The problem:
Copy out all of the data exactly as it appears.

[Extracted data entries]

** Start **

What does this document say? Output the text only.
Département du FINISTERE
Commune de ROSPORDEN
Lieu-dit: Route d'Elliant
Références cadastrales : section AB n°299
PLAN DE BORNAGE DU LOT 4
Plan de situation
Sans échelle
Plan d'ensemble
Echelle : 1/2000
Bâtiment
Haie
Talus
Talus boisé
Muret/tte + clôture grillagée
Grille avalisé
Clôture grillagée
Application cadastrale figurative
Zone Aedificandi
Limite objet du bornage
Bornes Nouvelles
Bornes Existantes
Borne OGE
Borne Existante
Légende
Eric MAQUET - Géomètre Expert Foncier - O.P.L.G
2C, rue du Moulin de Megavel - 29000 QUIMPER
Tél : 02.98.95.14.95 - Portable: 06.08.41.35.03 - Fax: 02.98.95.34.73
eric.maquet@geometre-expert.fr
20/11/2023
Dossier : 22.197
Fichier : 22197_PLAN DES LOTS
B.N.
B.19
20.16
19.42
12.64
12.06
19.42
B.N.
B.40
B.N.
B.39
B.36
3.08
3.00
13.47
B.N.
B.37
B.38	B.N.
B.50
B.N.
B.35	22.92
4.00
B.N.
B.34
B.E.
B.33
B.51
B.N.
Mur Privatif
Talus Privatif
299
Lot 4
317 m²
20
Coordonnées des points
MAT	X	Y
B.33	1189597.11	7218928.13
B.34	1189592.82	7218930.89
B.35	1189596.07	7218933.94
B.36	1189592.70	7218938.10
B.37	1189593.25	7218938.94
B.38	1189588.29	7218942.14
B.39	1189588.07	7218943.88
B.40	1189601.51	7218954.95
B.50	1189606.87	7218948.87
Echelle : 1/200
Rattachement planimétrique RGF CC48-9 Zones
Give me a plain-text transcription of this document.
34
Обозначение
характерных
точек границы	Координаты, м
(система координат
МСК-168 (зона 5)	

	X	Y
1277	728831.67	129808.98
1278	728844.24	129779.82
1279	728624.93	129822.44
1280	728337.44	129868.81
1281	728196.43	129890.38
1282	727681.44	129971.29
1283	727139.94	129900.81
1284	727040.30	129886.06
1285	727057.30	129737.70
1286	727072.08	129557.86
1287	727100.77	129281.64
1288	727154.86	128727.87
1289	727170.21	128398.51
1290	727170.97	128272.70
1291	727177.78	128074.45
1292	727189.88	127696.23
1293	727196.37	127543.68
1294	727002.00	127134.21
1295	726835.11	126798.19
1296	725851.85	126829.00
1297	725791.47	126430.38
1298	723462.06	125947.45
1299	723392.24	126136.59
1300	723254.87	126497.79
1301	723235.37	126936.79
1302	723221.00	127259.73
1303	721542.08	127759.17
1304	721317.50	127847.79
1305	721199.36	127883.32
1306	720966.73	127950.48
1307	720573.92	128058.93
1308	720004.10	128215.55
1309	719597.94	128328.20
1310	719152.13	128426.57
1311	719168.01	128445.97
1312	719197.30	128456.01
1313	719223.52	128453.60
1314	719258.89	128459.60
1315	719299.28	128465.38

** End **

Response for this exercise:
What does this document say? Output the text only.
Département du FINISTERE
Commune de ROSPORDEN
Lieu-dit: Route d'Elliant
Références cadastrales : section AB n°299
PLAN DE BORNAGE DU LOT 4
Plan de situation
Sans échelle
Plan d'ensemble
Echelle : 1/2000
Bâtiment
Haie
Talus
Talus boisé
Muret/tte + clôture grillagée
Grille avalisé
Clôture grillagée
Application cadastrale figurative
Zone Aedificandi
Limite objet du bornage
Bornes Nouvelles
Bornes Existantes
Borne OGE
Borne Existante
Légende
Eric MAQUET - Géomètre Expert Foncier - O.P.L.G
2C, rue du Moulin de Megavel - 29000 QUIMPER
Tél : 02.98.95.14.95 - Portable: 06.08.41.35.03 - Fax: 02.98.95.34.73
eric.maquet@geometre-expert.fr
20/11/2023
Dossier : 22.197
Fichier : 22197_PLAN DES LOTS
B.N.
B.19
20.16
19.42
12.64
12.06
19.42
B.N.
B.40
B.N.
B.39
B.36
3.08
3.00
13.47
B.N.
B.37
B.38	B.N.
B.50
B.N.
B.35	22.92
4.00
B.N.
B.34
B.E.
B.33
B.51
B.N.
Mur Privatif
Talus Privatif
299
Lot 4
317 m²
20
Coordonnées des points
MAT	X	Y
B.33	1189597.11	7218928.13
B.34	1189592.82	7218930.89
B.35	1189596.07	7218933.94
B.36	1189592.70	7218938.10
B.37	1189593.25	7218938.94
B.38	1189588.29	7218942.14
B.39	1189588.07	7218943.88
B.40	1189601.51	7218954.95
B.50	1189606.87	7218948.87
Echelle : 1/200
Rattachement planimétrique RGF CC48-9 Zones
Give me a plain-text transcription of this document.
34
Обозначение
характерных
точек границы	Координаты, м
(система координат
МСК-168 (зона 5)	

	X	Y
1277	728831.67	129808.98
1278	728844.24	129779.82
1279	728624.93	129822.44
1280	728337.44	129868.81
1281	728196.43	129890.38
1282	727681.44	129971.29
1283	727139.94	129900.81
1284	727040.30	129886.06
1285	727057.30	129737.70
1286	727072.08	129557.86
1287	727100.77	129281.64
1288	727154.86	128727.87
1289	727170.21	128398.51
1290	727170.97	128272.70
1291	727177.78	128074.45
1292	727189.88	127696.23
1293	727196.37	127543.68
1294	727002.00	127134.21
1295	726835.11	126798.19
1296	725851.85	126829.00
1297	725791.47	126430.38
1298	723462.06	125947.45
1299	723392.24	126136.59
1300	723254.87	126497.79
1301	723235.37	126936.79
1302	723221.00	127259.73
1303	721542.08	127759.17
1304	721317.50	127847.79
1305	721199.36	127883.32
1306	720966.73	127950.48
1307	720573.92	128058.93
1308	720004.10	128215.55
1309	719597.94	128328.20
1310	719152.13	128426.57
1311	719168.01	128445.97
1312	719197.30	128456.01
1313	719223.52	128453.60
1314	719258.89	128459.60
1315	719299.28	128465.38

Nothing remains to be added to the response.